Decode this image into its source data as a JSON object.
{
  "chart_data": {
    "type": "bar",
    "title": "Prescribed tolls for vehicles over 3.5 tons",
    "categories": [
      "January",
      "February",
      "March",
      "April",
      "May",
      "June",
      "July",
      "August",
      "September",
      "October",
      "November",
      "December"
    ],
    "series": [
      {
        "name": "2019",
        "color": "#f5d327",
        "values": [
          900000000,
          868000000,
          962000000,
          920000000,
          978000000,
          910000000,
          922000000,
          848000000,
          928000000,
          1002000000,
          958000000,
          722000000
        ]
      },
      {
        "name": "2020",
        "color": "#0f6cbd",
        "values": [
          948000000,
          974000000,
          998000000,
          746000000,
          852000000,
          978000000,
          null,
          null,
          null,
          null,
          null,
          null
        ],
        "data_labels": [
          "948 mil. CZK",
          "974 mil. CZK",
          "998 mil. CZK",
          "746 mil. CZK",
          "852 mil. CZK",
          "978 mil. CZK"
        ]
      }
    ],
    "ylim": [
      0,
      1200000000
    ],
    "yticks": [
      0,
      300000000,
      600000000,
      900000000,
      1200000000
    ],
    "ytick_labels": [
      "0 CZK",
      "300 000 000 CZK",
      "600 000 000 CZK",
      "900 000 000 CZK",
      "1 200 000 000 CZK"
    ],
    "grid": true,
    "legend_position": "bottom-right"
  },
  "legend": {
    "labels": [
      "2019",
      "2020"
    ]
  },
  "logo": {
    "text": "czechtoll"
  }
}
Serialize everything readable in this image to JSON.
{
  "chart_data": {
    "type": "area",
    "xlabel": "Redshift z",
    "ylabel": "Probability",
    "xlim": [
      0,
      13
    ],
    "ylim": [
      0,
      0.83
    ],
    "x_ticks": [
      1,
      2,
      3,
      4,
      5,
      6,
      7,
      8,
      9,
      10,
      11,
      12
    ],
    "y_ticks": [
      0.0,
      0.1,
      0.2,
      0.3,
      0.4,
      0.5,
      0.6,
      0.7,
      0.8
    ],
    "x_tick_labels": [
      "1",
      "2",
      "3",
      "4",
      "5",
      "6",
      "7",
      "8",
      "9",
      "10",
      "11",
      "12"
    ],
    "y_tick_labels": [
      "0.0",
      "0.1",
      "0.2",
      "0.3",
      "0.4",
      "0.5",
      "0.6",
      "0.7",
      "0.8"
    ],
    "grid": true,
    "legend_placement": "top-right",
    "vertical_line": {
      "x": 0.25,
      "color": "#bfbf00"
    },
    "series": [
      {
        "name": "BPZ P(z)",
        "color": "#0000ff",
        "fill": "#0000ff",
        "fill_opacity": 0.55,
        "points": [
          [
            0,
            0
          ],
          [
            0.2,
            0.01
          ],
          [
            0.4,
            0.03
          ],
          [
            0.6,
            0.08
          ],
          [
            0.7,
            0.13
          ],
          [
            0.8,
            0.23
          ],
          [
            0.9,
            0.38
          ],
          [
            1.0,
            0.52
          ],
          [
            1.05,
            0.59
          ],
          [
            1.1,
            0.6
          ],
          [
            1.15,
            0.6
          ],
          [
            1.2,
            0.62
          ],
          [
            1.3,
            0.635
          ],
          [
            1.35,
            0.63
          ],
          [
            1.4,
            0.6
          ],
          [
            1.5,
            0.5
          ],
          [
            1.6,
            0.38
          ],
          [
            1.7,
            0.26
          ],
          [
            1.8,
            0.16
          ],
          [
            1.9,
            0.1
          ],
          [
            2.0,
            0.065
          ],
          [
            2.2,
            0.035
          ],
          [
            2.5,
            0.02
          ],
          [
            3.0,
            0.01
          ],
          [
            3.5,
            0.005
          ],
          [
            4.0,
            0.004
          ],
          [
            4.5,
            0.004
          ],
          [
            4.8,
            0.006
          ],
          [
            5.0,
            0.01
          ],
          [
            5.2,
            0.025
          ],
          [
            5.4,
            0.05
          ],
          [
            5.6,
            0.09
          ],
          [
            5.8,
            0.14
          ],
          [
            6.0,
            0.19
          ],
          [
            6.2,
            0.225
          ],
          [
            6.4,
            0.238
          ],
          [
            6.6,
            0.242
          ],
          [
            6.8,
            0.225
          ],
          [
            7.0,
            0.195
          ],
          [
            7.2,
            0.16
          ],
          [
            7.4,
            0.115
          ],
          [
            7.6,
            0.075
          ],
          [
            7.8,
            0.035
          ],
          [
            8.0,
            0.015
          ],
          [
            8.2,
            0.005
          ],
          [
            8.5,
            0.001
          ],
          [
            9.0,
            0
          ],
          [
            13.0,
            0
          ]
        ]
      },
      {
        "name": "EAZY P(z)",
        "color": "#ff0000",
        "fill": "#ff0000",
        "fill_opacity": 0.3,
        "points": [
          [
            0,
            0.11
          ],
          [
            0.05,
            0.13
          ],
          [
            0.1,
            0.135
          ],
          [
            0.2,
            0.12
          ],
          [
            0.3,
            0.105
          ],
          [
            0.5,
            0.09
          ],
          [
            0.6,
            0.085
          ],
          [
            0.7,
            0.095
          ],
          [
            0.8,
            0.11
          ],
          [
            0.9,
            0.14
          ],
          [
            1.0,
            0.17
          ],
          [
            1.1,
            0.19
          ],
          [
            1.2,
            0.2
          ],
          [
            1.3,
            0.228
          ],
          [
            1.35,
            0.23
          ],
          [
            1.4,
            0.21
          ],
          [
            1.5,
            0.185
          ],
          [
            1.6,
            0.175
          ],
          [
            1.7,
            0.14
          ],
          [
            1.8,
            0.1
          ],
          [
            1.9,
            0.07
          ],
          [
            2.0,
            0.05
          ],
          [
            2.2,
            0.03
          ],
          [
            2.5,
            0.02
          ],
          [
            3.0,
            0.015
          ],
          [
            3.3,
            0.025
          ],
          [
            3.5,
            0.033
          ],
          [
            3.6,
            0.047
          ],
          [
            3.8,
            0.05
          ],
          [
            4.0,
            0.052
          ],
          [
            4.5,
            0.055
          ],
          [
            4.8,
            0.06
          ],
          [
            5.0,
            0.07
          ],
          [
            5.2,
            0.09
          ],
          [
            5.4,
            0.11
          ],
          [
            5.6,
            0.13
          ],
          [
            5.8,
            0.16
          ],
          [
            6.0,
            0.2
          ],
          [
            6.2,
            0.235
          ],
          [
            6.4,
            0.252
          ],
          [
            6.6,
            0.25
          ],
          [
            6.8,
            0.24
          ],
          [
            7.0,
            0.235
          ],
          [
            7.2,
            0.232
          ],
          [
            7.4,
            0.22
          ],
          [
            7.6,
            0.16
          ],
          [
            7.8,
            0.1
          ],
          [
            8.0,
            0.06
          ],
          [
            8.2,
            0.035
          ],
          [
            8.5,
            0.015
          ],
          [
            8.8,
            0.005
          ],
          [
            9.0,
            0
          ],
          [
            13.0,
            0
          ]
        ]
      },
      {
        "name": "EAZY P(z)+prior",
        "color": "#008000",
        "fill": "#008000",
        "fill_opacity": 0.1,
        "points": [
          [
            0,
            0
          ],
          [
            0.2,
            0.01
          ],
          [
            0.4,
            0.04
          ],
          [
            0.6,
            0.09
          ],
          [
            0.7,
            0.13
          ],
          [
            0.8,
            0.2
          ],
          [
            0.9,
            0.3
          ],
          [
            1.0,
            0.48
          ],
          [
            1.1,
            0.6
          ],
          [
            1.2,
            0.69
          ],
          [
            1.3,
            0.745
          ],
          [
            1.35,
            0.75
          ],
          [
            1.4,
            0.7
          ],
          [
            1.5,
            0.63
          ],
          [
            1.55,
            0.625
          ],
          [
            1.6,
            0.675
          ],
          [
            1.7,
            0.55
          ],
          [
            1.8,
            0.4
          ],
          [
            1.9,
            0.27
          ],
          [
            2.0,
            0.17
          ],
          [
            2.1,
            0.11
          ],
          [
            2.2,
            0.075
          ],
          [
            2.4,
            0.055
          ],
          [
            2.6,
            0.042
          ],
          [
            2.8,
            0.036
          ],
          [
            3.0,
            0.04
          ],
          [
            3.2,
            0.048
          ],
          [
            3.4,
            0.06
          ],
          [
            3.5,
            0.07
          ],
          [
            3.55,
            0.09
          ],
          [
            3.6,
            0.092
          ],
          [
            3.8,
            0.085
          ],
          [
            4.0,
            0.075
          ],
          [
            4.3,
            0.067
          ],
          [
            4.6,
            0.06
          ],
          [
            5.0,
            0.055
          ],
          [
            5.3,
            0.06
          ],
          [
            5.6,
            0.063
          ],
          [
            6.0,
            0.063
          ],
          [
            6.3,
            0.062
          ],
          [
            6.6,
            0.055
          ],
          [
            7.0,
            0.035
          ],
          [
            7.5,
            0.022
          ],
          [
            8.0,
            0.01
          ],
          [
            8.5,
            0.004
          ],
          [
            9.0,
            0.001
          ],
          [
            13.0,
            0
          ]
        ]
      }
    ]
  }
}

[THE TASK]: Look through the records and gather each line with the word "image".

[RESULT]:
Decode this image into its source data as a JSON object.
Serialize everything readable in this image to JSON.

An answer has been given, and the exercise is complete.